Objective ▸
The records below must be output exactly, without pictures.
== Given entries ==
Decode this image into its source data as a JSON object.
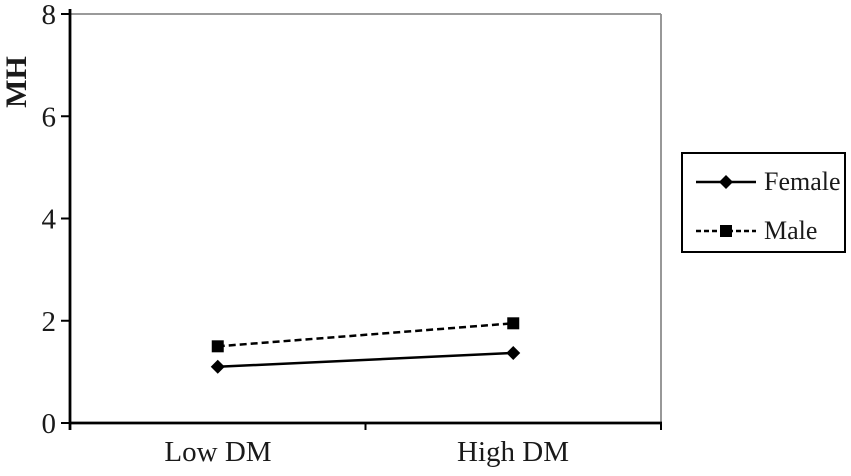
{
  "chart_data": {
    "type": "line",
    "title": "",
    "categories": [
      "Low DM",
      "High DM"
    ],
    "series": [
      {
        "name": "Female",
        "values": [
          1.1,
          1.37
        ],
        "line_style": "solid",
        "marker": "diamond"
      },
      {
        "name": "Male",
        "values": [
          1.5,
          1.95
        ],
        "line_style": "dashed",
        "marker": "square"
      }
    ],
    "xlabel": "",
    "ylabel": "MH",
    "ylim": [
      0,
      8
    ],
    "y_ticks": [
      0,
      2,
      4,
      6,
      8
    ],
    "grid": false,
    "legend_position": "right-outside",
    "colors": {
      "line": "#000000",
      "marker": "#000000",
      "frame_gray": "#8c8c8c",
      "text": "#1a1a1a",
      "background": "#ffffff"
    }
  }
}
===
Exercise output ▸
Decode this image into its source data as a JSON object.
{
  "chart_data": {
    "type": "line",
    "title": "",
    "categories": [
      "Low DM",
      "High DM"
    ],
    "series": [
      {
        "name": "Female",
        "values": [
          1.1,
          1.37
        ],
        "line_style": "solid",
        "marker": "diamond"
      },
      {
        "name": "Male",
        "values": [
          1.5,
          1.95
        ],
        "line_style": "dashed",
        "marker": "square"
      }
    ],
    "xlabel": "",
    "ylabel": "MH",
    "ylim": [
      0,
      8
    ],
    "y_ticks": [
      0,
      2,
      4,
      6,
      8
    ],
    "grid": false,
    "legend_position": "right-outside",
    "colors": {
      "line": "#000000",
      "marker": "#000000",
      "frame_gray": "#8c8c8c",
      "text": "#1a1a1a",
      "background": "#ffffff"
    }
  }
}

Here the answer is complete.